### Exercise directions:
Print the rows verbatim, starting at the row that contains "bar-2023-10: [273, 176, 279, 348]" and stopping after the row that contains "y-left-tick-label: 2000: [113, 309, 138, 320]".
BEGIN Information provided
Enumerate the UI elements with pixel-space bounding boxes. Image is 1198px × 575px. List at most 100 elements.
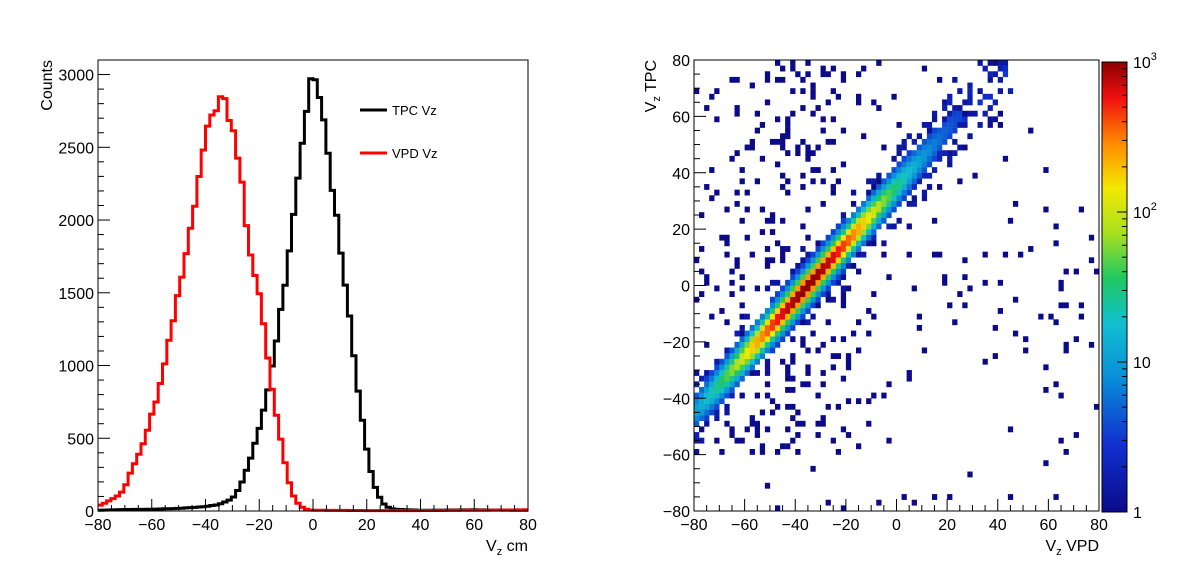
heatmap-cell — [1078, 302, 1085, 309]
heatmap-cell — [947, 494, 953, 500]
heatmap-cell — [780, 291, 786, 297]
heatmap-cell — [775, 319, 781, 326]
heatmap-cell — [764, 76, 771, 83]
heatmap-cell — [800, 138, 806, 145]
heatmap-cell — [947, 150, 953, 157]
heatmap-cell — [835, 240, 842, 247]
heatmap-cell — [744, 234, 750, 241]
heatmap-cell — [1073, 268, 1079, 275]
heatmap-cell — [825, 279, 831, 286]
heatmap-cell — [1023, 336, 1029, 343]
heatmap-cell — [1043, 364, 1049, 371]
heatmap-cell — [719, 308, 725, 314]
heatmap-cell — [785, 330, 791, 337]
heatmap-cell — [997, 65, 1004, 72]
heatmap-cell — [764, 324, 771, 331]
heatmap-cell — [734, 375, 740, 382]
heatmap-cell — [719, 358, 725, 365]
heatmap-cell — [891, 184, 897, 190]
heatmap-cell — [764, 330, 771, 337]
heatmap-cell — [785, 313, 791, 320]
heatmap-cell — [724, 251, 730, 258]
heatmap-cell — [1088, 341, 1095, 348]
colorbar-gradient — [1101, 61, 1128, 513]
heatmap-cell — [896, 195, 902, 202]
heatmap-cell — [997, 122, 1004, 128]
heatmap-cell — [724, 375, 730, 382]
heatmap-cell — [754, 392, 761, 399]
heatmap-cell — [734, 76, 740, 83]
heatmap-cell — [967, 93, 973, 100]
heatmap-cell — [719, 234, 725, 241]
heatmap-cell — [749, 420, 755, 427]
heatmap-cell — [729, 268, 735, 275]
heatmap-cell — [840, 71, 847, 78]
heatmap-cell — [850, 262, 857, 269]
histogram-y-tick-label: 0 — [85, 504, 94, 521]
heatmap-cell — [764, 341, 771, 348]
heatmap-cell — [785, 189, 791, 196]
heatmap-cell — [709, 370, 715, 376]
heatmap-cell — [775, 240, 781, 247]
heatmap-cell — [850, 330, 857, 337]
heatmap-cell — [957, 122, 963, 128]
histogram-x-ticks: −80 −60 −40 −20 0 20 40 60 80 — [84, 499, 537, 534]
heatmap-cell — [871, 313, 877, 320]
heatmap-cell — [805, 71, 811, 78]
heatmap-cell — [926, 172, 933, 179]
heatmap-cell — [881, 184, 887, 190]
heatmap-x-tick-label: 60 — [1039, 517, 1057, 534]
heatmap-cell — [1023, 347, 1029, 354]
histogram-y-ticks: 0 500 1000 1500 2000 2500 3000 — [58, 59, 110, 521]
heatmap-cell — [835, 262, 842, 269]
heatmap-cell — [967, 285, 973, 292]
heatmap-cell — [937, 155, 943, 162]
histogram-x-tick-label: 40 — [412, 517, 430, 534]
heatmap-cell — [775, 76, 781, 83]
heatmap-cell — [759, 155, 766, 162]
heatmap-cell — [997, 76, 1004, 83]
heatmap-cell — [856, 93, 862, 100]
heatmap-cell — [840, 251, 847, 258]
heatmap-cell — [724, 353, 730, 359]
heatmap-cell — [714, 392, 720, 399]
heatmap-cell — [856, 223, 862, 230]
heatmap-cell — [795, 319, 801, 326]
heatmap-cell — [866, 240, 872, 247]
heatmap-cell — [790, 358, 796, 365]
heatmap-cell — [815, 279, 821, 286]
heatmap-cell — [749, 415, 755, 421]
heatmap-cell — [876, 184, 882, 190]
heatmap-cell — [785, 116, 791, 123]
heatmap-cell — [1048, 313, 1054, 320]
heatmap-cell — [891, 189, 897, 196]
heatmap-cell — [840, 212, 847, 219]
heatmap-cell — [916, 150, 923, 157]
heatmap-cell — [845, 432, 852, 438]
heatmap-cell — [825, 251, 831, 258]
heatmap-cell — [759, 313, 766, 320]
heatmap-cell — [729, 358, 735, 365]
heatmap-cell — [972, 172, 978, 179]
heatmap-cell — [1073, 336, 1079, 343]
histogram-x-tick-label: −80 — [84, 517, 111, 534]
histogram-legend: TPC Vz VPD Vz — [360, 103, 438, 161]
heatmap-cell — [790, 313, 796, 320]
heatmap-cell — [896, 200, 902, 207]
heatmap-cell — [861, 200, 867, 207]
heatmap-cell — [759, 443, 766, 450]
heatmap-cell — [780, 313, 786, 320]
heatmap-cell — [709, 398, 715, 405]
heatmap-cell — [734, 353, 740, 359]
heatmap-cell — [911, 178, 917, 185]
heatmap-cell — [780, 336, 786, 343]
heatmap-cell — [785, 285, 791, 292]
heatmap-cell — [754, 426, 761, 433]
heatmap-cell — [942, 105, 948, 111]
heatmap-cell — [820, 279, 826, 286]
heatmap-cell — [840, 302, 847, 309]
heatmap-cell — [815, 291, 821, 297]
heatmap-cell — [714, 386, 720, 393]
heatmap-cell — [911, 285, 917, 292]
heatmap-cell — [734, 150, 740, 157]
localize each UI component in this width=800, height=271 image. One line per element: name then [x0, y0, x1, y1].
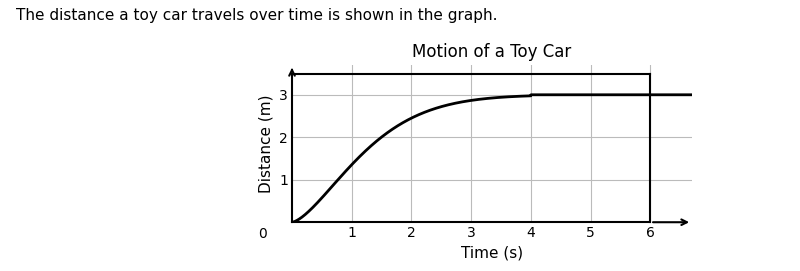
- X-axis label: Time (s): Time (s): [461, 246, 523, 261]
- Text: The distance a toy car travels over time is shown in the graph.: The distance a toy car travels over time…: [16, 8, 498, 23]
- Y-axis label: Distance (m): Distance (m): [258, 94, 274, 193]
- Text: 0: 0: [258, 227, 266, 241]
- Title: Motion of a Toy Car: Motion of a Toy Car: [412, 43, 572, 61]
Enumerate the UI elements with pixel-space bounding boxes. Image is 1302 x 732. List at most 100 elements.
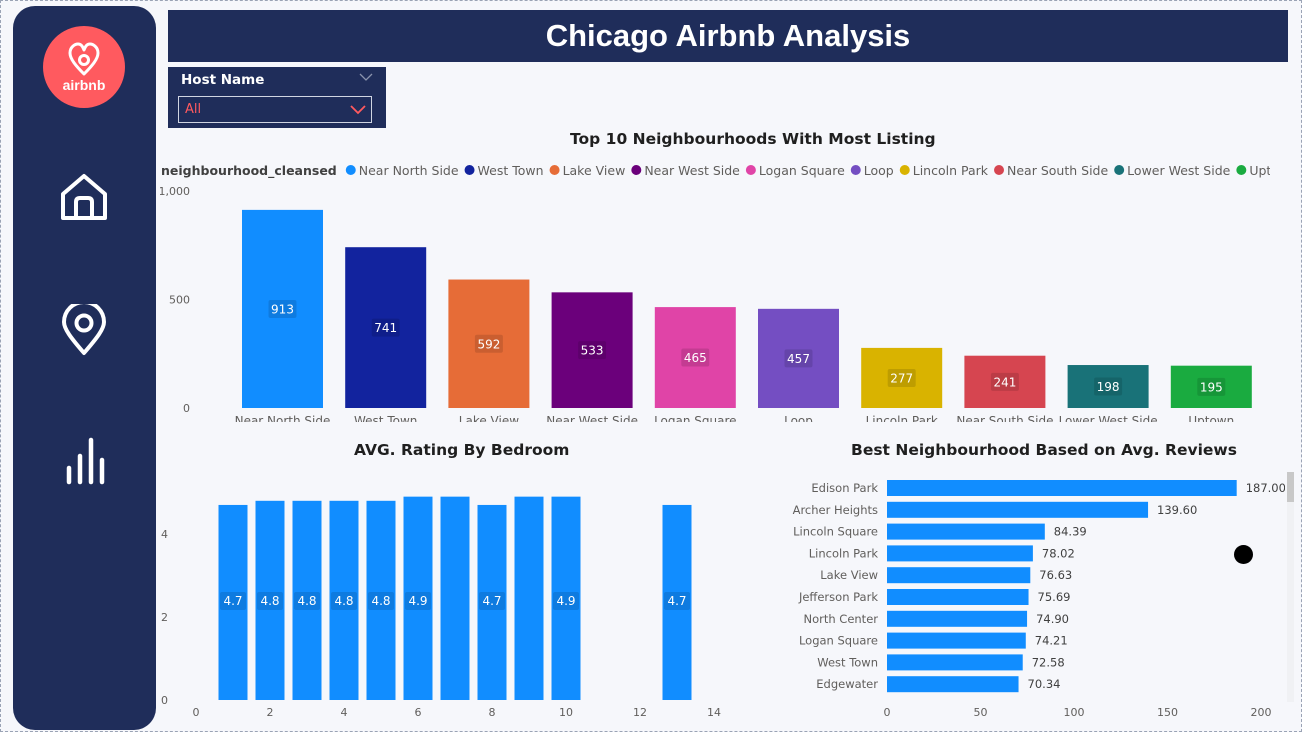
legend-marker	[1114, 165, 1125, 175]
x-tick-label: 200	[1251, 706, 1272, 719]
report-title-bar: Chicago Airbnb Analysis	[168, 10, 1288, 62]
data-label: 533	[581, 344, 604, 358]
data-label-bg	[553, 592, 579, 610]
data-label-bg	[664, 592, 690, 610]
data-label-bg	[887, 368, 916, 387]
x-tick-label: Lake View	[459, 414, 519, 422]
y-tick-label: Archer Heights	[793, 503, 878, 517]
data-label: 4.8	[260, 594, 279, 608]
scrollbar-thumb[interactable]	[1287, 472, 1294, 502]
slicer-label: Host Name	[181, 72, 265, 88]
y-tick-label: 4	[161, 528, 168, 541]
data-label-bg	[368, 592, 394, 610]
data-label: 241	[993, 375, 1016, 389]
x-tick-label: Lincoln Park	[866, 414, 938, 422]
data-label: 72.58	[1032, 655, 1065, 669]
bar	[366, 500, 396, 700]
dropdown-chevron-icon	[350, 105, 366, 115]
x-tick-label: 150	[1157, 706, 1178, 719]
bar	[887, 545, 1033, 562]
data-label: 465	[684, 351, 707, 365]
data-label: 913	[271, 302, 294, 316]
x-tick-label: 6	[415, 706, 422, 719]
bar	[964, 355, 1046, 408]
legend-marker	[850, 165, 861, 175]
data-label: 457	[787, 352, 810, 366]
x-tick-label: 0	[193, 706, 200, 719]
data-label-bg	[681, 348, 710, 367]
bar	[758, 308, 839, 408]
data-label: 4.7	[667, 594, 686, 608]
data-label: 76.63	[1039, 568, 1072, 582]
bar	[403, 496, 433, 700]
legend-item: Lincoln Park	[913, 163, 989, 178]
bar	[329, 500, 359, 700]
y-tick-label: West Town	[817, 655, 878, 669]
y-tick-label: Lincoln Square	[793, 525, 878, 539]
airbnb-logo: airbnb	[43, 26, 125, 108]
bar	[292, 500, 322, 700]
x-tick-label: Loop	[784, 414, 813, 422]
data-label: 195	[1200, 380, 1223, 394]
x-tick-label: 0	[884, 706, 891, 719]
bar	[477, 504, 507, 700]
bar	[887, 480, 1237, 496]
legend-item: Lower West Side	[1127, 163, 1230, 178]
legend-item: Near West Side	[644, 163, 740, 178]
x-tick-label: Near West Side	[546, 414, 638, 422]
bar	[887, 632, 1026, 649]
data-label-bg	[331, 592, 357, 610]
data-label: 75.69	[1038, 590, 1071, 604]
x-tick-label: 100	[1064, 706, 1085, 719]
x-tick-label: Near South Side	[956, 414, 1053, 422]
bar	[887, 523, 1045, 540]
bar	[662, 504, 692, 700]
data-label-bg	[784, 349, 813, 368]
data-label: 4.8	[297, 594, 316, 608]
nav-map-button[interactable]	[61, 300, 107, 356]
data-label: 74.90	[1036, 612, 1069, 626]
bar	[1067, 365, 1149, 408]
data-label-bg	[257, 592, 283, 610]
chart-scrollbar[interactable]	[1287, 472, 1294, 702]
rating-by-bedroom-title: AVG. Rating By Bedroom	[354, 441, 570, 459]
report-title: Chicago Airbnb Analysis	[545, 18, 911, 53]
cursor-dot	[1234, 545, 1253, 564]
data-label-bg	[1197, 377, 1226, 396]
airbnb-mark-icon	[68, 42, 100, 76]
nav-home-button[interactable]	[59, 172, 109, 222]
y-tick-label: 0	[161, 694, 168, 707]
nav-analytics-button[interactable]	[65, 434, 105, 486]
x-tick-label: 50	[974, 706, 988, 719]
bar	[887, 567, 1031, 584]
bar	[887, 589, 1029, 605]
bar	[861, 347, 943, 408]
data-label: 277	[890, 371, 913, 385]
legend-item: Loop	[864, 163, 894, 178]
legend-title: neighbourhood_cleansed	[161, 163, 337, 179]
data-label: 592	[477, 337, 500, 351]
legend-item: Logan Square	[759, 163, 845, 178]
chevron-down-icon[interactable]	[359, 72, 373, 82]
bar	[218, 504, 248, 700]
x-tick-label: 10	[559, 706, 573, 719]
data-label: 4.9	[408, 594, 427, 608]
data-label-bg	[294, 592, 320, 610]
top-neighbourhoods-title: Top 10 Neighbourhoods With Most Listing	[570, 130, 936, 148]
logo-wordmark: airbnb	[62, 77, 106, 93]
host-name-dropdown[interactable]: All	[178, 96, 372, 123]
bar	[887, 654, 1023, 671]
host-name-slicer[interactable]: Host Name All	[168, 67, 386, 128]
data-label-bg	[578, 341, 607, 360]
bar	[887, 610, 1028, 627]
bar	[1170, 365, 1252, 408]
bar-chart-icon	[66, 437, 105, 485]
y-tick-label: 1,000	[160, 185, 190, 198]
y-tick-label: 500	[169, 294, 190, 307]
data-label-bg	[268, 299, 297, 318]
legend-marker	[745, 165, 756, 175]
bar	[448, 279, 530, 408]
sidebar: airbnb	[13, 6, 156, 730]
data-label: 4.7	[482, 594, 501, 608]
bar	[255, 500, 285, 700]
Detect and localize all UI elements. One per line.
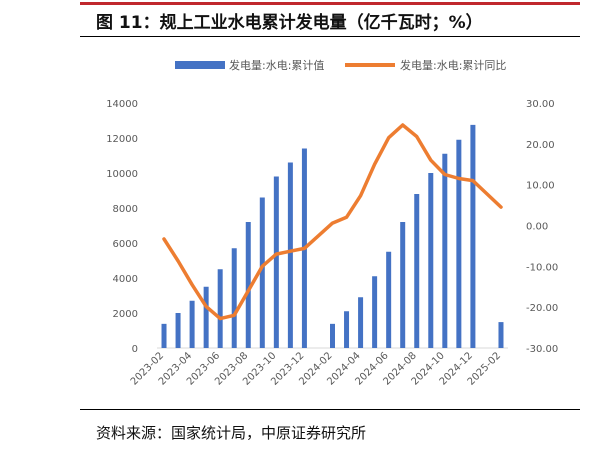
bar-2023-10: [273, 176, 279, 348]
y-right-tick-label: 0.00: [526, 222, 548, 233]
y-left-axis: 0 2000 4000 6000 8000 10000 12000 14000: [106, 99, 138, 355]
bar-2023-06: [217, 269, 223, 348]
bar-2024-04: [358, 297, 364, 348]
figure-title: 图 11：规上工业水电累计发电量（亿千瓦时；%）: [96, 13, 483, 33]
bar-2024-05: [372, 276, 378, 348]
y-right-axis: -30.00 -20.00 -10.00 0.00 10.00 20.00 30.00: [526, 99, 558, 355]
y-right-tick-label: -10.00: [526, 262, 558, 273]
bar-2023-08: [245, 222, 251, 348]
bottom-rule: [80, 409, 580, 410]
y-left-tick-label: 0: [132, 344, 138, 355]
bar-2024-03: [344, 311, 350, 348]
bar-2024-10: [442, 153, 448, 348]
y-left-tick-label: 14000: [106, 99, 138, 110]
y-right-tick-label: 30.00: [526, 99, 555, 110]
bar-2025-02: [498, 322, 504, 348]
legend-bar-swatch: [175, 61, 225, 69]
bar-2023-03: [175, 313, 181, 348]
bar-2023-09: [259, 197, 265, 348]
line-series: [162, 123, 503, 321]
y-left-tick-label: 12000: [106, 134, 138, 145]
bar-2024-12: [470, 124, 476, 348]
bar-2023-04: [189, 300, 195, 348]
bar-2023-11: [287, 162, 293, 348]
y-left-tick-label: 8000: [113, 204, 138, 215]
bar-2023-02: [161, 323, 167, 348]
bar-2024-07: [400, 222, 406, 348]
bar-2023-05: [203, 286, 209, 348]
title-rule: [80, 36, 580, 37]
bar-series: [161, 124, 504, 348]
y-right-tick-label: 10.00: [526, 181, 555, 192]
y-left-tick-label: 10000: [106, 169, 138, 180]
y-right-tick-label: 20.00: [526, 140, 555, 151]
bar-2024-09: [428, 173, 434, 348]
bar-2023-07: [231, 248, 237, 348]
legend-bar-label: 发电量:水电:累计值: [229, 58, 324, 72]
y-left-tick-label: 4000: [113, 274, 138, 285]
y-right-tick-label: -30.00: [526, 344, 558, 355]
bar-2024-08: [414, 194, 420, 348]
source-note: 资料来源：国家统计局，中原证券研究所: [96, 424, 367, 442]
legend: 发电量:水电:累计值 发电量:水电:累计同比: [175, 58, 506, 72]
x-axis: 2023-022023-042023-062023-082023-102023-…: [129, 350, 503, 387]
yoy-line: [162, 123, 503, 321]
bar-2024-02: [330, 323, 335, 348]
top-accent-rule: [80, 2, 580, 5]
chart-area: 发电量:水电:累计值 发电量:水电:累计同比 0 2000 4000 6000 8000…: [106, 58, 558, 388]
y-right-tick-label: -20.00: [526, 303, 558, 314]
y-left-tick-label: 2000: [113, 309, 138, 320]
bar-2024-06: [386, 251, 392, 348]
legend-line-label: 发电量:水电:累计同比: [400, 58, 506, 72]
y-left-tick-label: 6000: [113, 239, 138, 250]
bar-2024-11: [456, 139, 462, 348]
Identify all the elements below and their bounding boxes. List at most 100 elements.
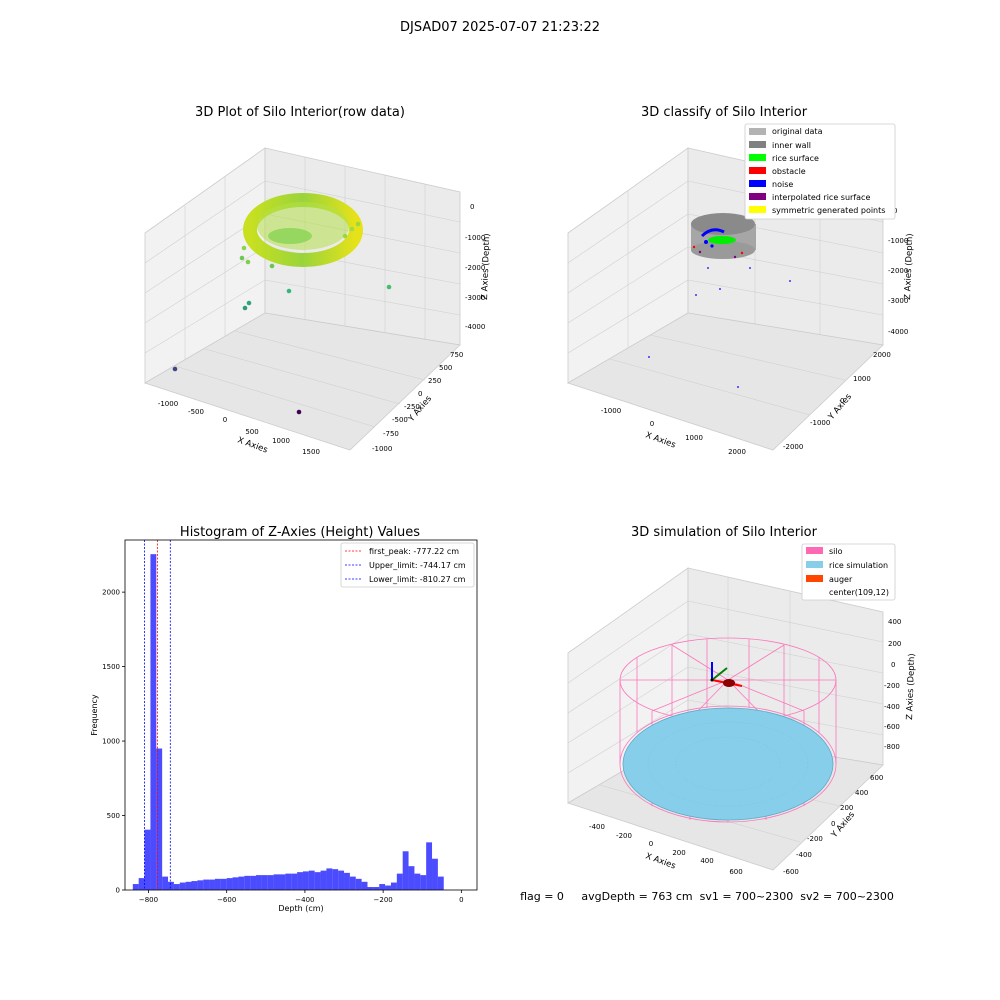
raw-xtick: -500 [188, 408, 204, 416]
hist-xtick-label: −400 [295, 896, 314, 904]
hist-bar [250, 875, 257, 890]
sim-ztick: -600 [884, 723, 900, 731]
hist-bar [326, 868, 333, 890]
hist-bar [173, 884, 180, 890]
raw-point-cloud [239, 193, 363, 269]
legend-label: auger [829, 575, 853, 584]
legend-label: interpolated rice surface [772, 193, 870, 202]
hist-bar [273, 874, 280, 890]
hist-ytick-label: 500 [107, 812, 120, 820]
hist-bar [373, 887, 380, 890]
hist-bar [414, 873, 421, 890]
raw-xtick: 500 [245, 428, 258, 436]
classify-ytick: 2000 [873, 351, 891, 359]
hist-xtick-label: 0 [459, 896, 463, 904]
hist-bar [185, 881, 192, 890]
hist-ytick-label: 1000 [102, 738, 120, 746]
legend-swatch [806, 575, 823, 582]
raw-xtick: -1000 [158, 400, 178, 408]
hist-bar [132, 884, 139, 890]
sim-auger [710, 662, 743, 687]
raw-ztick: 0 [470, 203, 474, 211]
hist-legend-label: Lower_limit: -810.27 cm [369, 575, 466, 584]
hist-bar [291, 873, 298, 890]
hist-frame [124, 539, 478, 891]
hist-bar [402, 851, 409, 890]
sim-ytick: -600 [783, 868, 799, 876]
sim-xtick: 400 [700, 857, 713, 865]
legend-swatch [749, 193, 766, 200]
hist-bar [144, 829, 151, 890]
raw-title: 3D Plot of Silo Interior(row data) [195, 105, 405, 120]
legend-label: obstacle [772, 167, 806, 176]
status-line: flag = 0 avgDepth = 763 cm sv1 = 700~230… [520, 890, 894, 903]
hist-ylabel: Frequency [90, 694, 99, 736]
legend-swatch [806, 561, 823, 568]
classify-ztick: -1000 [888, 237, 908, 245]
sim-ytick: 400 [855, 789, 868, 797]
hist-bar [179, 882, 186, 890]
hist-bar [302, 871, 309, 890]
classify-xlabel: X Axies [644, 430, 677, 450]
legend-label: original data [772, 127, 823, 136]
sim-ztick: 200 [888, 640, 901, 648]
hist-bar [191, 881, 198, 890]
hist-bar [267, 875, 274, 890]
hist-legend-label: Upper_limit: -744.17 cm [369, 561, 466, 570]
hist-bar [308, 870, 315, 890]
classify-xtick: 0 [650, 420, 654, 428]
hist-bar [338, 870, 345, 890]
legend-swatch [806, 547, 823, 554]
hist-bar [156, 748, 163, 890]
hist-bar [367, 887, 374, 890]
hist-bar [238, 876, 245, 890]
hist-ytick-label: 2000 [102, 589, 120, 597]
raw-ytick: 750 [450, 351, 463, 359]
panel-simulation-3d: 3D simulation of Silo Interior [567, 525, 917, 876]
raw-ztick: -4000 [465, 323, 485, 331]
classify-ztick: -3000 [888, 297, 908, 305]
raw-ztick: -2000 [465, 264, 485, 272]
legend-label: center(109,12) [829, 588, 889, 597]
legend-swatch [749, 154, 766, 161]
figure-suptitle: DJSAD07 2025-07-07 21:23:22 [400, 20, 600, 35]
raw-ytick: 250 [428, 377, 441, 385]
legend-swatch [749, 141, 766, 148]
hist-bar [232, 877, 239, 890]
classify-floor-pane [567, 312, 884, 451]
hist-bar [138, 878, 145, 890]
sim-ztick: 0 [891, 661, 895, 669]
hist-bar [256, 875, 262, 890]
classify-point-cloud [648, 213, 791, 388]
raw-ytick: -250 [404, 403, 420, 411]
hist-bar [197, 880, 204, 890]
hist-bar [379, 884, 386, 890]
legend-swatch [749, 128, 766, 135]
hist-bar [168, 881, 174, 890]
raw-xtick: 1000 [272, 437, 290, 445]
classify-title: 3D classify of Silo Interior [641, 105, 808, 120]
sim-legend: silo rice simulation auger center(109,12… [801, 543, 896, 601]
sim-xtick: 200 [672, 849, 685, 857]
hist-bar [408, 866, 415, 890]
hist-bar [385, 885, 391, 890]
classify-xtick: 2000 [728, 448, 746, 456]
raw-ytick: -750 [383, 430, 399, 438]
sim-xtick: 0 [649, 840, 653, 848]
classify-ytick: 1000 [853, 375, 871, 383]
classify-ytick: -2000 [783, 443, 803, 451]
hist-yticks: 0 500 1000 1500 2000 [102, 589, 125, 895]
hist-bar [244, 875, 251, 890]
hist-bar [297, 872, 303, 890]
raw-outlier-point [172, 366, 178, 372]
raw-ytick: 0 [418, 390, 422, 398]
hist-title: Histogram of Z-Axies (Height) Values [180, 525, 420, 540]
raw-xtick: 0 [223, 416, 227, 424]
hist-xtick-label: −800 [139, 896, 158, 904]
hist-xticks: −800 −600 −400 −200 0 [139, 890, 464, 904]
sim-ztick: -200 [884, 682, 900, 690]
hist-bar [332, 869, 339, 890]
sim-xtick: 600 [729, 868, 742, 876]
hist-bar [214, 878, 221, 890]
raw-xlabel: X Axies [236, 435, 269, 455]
END Information provided
### Exercise answer:
bar-2023-10: [273, 176, 279, 348]
y-right-tick-label: 0.00: [526, 222, 548, 233]
y-left-axis: 0 2000 4000 6000 8000 10000 12000 14000: [106, 99, 138, 355]
bar-2023-06: [217, 269, 223, 348]
bar-2024-04: [358, 297, 364, 348]
figure-title: 图 11：规上工业水电累计发电量（亿千瓦时；%）: [96, 13, 483, 33]
bar-2024-05: [372, 276, 378, 348]
y-right-axis: -30.00 -20.00 -10.00 0.00 10.00 20.00 30.00: [526, 99, 558, 355]
y-right-tick-label: -10.00: [526, 262, 558, 273]
bar-2023-08: [245, 222, 251, 348]
bottom-rule: [80, 409, 580, 410]
y-left-tick-label: 0: [132, 344, 138, 355]
bar-2024-03: [344, 311, 350, 348]
bar-2024-10: [442, 153, 448, 348]
y-left-tick-label: 14000: [106, 99, 138, 110]
y-right-tick-label: 30.00: [526, 99, 555, 110]
bar-2025-02: [498, 322, 504, 348]
legend-bar-swatch: [175, 61, 225, 69]
bar-2023-03: [175, 313, 181, 348]
bar-2023-09: [259, 197, 265, 348]
line-series: [162, 123, 503, 321]
y-left-tick-label: 12000: [106, 134, 138, 145]
bar-2024-12: [470, 124, 476, 348]
bar-2023-04: [189, 300, 195, 348]
bar-2023-11: [287, 162, 293, 348]
y-left-tick-label: 8000: [113, 204, 138, 215]
bar-2023-02: [161, 323, 167, 348]
bar-2024-07: [400, 222, 406, 348]
bar-2023-05: [203, 286, 209, 348]
title-rule: [80, 36, 580, 37]
bar-series: [161, 124, 504, 348]
y-right-tick-label: 10.00: [526, 181, 555, 192]
y-left-tick-label: 10000: [106, 169, 138, 180]
y-right-tick-label: 20.00: [526, 140, 555, 151]
bar-2024-09: [428, 173, 434, 348]
bar-2023-07: [231, 248, 237, 348]
legend-bar-label: 发电量:水电:累计值: [229, 58, 324, 72]
y-left-tick-label: 4000: [113, 274, 138, 285]
y-right-tick-label: -30.00: [526, 344, 558, 355]
bar-2024-08: [414, 194, 420, 348]
source-note: 资料来源：国家统计局，中原证券研究所: [96, 424, 367, 442]
legend: 发电量:水电:累计值 发电量:水电:累计同比: [175, 58, 506, 72]
x-axis: 2023-022023-042023-062023-082023-102023-…: [129, 350, 503, 387]
yoy-line: [162, 123, 503, 321]
bar-2024-02: [330, 323, 335, 348]
top-accent-rule: [80, 2, 580, 5]
chart-area: 发电量:水电:累计值 发电量:水电:累计同比 0 2000 4000 6000 8000…: [106, 58, 558, 388]
y-right-tick-label: -20.00: [526, 303, 558, 314]
y-left-tick-label: 2000: [113, 309, 138, 320]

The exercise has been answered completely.